• Instructions to follow: Exactly reproduce each entry, leaving out nothing.

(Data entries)
>> START

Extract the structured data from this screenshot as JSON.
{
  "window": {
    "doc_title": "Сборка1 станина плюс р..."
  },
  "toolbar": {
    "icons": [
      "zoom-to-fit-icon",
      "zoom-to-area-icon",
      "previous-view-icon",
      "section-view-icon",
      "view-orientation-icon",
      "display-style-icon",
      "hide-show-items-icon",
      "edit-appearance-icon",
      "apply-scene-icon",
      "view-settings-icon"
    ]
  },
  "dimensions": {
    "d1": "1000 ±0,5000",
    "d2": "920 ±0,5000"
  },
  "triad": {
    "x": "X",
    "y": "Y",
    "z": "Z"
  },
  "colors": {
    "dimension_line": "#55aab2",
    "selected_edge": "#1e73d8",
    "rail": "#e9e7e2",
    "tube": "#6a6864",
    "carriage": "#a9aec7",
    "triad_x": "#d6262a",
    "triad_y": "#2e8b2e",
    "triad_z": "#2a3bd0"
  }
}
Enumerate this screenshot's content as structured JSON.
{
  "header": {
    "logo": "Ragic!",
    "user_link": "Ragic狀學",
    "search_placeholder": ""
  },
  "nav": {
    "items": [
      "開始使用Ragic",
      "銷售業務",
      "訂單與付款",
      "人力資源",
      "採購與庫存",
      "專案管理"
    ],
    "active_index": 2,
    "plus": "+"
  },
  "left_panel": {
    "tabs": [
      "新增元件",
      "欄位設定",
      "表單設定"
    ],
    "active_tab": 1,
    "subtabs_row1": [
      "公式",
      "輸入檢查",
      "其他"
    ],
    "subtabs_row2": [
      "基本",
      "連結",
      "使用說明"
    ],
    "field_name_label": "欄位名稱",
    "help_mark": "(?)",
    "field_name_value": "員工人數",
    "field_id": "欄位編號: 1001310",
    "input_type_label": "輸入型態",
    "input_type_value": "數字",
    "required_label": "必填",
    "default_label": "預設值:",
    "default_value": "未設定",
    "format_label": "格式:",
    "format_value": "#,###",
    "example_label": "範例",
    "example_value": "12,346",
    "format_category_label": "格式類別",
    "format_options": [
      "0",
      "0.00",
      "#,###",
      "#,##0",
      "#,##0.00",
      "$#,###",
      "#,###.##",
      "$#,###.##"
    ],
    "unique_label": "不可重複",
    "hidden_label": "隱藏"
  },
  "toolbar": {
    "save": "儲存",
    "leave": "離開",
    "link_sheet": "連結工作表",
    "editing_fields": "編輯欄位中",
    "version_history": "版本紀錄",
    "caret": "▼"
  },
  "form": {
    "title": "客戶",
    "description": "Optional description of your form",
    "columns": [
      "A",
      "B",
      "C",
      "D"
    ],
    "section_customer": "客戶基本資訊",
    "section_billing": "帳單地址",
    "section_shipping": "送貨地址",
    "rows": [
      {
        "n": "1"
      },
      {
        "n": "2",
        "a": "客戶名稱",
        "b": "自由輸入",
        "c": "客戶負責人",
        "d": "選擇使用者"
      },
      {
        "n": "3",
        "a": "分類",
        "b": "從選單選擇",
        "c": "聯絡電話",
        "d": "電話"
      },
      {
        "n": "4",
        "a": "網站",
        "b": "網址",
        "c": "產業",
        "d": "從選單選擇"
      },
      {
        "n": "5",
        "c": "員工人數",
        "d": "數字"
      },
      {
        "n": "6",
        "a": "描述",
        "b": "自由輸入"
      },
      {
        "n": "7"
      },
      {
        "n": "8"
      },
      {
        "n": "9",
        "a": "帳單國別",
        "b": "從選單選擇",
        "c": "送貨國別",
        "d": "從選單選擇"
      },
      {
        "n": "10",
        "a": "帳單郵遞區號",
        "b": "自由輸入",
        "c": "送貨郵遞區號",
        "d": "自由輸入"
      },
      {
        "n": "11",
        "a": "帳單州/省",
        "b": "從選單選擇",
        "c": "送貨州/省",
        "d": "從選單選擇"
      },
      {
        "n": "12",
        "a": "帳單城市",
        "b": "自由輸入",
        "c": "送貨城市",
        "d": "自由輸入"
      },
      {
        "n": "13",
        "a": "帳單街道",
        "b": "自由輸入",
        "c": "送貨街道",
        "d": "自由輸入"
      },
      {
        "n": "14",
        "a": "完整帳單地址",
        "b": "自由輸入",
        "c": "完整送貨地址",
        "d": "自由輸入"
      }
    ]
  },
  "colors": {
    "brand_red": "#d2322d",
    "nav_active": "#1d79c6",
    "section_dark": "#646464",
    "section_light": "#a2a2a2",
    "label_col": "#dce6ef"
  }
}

>> END

• Finished answer:
Extract the structured data from this screenshot as JSON.
{
  "window": {
    "doc_title": "Сборка1 станина плюс р..."
  },
  "toolbar": {
    "icons": [
      "zoom-to-fit-icon",
      "zoom-to-area-icon",
      "previous-view-icon",
      "section-view-icon",
      "view-orientation-icon",
      "display-style-icon",
      "hide-show-items-icon",
      "edit-appearance-icon",
      "apply-scene-icon",
      "view-settings-icon"
    ]
  },
  "dimensions": {
    "d1": "1000 ±0,5000",
    "d2": "920 ±0,5000"
  },
  "triad": {
    "x": "X",
    "y": "Y",
    "z": "Z"
  },
  "colors": {
    "dimension_line": "#55aab2",
    "selected_edge": "#1e73d8",
    "rail": "#e9e7e2",
    "tube": "#6a6864",
    "carriage": "#a9aec7",
    "triad_x": "#d6262a",
    "triad_y": "#2e8b2e",
    "triad_z": "#2a3bd0"
  }
}
Enumerate this screenshot's content as structured JSON.
{
  "header": {
    "logo": "Ragic!",
    "user_link": "Ragic狀學",
    "search_placeholder": ""
  },
  "nav": {
    "items": [
      "開始使用Ragic",
      "銷售業務",
      "訂單與付款",
      "人力資源",
      "採購與庫存",
      "專案管理"
    ],
    "active_index": 2,
    "plus": "+"
  },
  "left_panel": {
    "tabs": [
      "新增元件",
      "欄位設定",
      "表單設定"
    ],
    "active_tab": 1,
    "subtabs_row1": [
      "公式",
      "輸入檢查",
      "其他"
    ],
    "subtabs_row2": [
      "基本",
      "連結",
      "使用說明"
    ],
    "field_name_label": "欄位名稱",
    "help_mark": "(?)",
    "field_name_value": "員工人數",
    "field_id": "欄位編號: 1001310",
    "input_type_label": "輸入型態",
    "input_type_value": "數字",
    "required_label": "必填",
    "default_label": "預設值:",
    "default_value": "未設定",
    "format_label": "格式:",
    "format_value": "#,###",
    "example_label": "範例",
    "example_value": "12,346",
    "format_category_label": "格式類別",
    "format_options": [
      "0",
      "0.00",
      "#,###",
      "#,##0",
      "#,##0.00",
      "$#,###",
      "#,###.##",
      "$#,###.##"
    ],
    "unique_label": "不可重複",
    "hidden_label": "隱藏"
  },
  "toolbar": {
    "save": "儲存",
    "leave": "離開",
    "link_sheet": "連結工作表",
    "editing_fields": "編輯欄位中",
    "version_history": "版本紀錄",
    "caret": "▼"
  },
  "form": {
    "title": "客戶",
    "description": "Optional description of your form",
    "columns": [
      "A",
      "B",
      "C",
      "D"
    ],
    "section_customer": "客戶基本資訊",
    "section_billing": "帳單地址",
    "section_shipping": "送貨地址",
    "rows": [
      {
        "n": "1"
      },
      {
        "n": "2",
        "a": "客戶名稱",
        "b": "自由輸入",
        "c": "客戶負責人",
        "d": "選擇使用者"
      },
      {
        "n": "3",
        "a": "分類",
        "b": "從選單選擇",
        "c": "聯絡電話",
        "d": "電話"
      },
      {
        "n": "4",
        "a": "網站",
        "b": "網址",
        "c": "產業",
        "d": "從選單選擇"
      },
      {
        "n": "5",
        "c": "員工人數",
        "d": "數字"
      },
      {
        "n": "6",
        "a": "描述",
        "b": "自由輸入"
      },
      {
        "n": "7"
      },
      {
        "n": "8"
      },
      {
        "n": "9",
        "a": "帳單國別",
        "b": "從選單選擇",
        "c": "送貨國別",
        "d": "從選單選擇"
      },
      {
        "n": "10",
        "a": "帳單郵遞區號",
        "b": "自由輸入",
        "c": "送貨郵遞區號",
        "d": "自由輸入"
      },
      {
        "n": "11",
        "a": "帳單州/省",
        "b": "從選單選擇",
        "c": "送貨州/省",
        "d": "從選單選擇"
      },
      {
        "n": "12",
        "a": "帳單城市",
        "b": "自由輸入",
        "c": "送貨城市",
        "d": "自由輸入"
      },
      {
        "n": "13",
        "a": "帳單街道",
        "b": "自由輸入",
        "c": "送貨街道",
        "d": "自由輸入"
      },
      {
        "n": "14",
        "a": "完整帳單地址",
        "b": "自由輸入",
        "c": "完整送貨地址",
        "d": "自由輸入"
      }
    ]
  },
  "colors": {
    "brand_red": "#d2322d",
    "nav_active": "#1d79c6",
    "section_dark": "#646464",
    "section_light": "#a2a2a2",
    "label_col": "#dce6ef"
  }
}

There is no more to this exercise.